** Start of Given text **

On Sun, Aug 17, 2025 at 09:50:25AM -0700, Linus Torvalds wrote:
> On Sun, 17 Aug 2025 at 09:36, Al Viro <viro@...iv.linux.org.uk> wrote:
> >
> >         That function should never be (and never is) called with irqs
> > disabled - we have an explicit mutex_lock() in there, if nothing else.
> > Which makes spin_lock_irqsave() use in there pointless - we do need to
> > disable irqs for ->siglock, but that should be spin_lock_irq().
> 
> I think we basically did the irqsave/restore version as the default
> when not wanting to think about the context.
>
> Your patch looks fine, but I doubt it's measurable outside of "it
> makes the code a few bytes smaller".
>
> So ACK on it, but I'm not convinced it's worth spending time actively
> _looking_ for these kinds of things.

It's obviously not a hot path of any sort; the only cost is head-scratching
of later readers.  OTOH, seeing that nobody had looked at it that one in
what, 28 years...

For another head-scratcher in that area: I started to look at __rcu sparse
noise, and ->sighand->siglock accesses had been quite a part of that.
current->sighand is obviously stable and should need no rcu_dereference(),
right?  So what the hell is
        rcu_read_lock();
	sighand = rcu_dereference(current->sighand);
	spin_lock_irqsave(&sighand->siglock, flags);
	recalc_sigpending();
	spin_unlock_irqrestore(&sighand->siglock, flags);
	rcu_read_unlock();
in net/sunrpc/svc.c:svc_unregister() about?  Is there something subtle I'm
missing there?  AFAICS, that came from 00a87e5d1d67 "SUNRPC: Address
RCU warning in net/sunrpc/svc.c" and commit message in there contains
no explanation beyond "sparse is complaining, let's make it STFU"...

Looking for ->sighand stores gives this:
fs/exec.c:1070:         rcu_assign_pointer(me->sighand, newsighand);
	store to current->sighand, called from begin_new_exec(), with
'me' set to current.

** End of Given text **
** Start of Given data **

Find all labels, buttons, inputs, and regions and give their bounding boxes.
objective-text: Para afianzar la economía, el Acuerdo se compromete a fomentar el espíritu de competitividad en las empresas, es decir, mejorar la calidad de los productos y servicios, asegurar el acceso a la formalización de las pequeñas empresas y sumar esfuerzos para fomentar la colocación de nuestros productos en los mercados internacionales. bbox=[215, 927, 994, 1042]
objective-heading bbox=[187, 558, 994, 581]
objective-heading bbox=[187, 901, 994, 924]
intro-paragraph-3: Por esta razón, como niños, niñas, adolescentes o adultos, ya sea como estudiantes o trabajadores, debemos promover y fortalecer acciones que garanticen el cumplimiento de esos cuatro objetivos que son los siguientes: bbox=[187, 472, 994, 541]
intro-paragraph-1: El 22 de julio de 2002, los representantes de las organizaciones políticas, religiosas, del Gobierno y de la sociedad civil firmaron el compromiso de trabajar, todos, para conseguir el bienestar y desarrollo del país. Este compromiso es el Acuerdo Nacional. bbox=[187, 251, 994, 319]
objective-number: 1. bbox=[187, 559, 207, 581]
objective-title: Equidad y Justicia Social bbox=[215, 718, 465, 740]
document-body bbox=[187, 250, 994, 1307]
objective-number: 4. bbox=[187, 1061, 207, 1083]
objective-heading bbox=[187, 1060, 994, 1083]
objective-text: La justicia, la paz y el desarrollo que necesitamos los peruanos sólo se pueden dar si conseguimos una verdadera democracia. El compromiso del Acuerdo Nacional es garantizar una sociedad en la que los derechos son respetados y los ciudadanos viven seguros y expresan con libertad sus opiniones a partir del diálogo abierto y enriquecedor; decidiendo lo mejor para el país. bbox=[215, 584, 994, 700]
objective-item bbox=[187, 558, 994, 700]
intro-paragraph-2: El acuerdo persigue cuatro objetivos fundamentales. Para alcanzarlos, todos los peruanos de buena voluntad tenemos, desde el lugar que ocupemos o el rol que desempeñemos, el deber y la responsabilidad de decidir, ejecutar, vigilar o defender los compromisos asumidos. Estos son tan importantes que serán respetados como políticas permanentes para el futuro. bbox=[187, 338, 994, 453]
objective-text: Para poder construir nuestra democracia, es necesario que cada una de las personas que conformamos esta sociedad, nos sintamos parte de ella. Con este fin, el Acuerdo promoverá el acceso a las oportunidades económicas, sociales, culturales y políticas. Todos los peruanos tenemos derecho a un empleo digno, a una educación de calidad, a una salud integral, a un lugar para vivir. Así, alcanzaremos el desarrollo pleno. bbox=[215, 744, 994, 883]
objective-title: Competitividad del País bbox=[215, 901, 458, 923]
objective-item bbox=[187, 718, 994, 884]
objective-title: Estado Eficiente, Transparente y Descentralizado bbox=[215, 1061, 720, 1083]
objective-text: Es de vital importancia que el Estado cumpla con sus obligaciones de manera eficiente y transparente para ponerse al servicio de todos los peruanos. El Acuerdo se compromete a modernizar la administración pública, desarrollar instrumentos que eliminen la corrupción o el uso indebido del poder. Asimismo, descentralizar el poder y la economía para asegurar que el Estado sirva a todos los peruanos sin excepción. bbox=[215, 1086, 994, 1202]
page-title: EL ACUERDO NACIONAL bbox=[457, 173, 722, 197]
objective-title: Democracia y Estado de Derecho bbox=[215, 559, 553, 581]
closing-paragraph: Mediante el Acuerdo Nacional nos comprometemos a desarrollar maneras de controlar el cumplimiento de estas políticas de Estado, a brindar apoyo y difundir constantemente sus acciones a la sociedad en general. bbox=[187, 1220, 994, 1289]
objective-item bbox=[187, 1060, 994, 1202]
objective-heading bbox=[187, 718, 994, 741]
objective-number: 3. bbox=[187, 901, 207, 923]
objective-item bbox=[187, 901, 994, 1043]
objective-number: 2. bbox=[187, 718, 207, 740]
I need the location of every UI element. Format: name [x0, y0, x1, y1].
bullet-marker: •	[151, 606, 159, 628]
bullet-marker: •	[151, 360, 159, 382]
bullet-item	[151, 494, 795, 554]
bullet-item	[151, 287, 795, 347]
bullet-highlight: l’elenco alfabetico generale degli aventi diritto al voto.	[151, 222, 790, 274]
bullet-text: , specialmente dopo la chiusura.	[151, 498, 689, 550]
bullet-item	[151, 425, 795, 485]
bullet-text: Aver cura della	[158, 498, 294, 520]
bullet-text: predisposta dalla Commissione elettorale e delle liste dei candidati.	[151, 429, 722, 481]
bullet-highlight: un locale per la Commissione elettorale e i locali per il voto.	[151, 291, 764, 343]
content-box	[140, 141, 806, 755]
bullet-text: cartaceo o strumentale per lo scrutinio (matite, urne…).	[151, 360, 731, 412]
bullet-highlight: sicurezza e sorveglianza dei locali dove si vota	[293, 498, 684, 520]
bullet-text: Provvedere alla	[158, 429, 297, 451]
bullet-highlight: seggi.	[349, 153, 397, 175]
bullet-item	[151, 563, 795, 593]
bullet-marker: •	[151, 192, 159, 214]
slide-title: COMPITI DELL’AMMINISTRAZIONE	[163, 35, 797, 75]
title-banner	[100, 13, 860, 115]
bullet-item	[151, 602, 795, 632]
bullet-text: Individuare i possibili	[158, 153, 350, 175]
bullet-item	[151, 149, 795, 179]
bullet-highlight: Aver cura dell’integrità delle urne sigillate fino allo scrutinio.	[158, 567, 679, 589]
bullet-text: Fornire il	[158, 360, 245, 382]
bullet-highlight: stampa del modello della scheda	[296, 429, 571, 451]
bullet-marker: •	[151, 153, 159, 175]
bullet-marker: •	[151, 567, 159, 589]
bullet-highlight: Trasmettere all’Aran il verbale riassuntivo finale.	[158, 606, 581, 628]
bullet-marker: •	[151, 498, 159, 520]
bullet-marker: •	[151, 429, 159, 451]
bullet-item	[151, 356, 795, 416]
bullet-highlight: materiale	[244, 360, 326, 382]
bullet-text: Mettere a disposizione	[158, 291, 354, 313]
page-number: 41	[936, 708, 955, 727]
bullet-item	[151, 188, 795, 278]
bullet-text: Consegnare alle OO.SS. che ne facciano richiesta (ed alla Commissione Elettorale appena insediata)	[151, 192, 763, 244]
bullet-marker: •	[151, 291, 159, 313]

** End of Given data **

Reproduce the mailing-list message about siglock locking above in full, character for character.

Response below:
On Sun, Aug 17, 2025 at 09:50:25AM -0700, Linus Torvalds wrote:
> On Sun, 17 Aug 2025 at 09:36, Al Viro <viro@...iv.linux.org.uk> wrote:
> >
> >         That function should never be (and never is) called with irqs
> > disabled - we have an explicit mutex_lock() in there, if nothing else.
> > Which makes spin_lock_irqsave() use in there pointless - we do need to
> > disable irqs for ->siglock, but that should be spin_lock_irq().
> 
> I think we basically did the irqsave/restore version as the default
> when not wanting to think about the context.
>
> Your patch looks fine, but I doubt it's measurable outside of "it
> makes the code a few bytes smaller".
>
> So ACK on it, but I'm not convinced it's worth spending time actively
> _looking_ for these kinds of things.

It's obviously not a hot path of any sort; the only cost is head-scratching
of later readers.  OTOH, seeing that nobody had looked at it that one in
what, 28 years...

For another head-scratcher in that area: I started to look at __rcu sparse
noise, and ->sighand->siglock accesses had been quite a part of that.
current->sighand is obviously stable and should need no rcu_dereference(),
right?  So what the hell is
        rcu_read_lock();
	sighand = rcu_dereference(current->sighand);
	spin_lock_irqsave(&sighand->siglock, flags);
	recalc_sigpending();
	spin_unlock_irqrestore(&sighand->siglock, flags);
	rcu_read_unlock();
in net/sunrpc/svc.c:svc_unregister() about?  Is there something subtle I'm
missing there?  AFAICS, that came from 00a87e5d1d67 "SUNRPC: Address
RCU warning in net/sunrpc/svc.c" and commit message in there contains
no explanation beyond "sparse is complaining, let's make it STFU"...

Looking for ->sighand stores gives this:
fs/exec.c:1070:         rcu_assign_pointer(me->sighand, newsighand);
	store to current->sighand, called from begin_new_exec(), with
'me' set to current.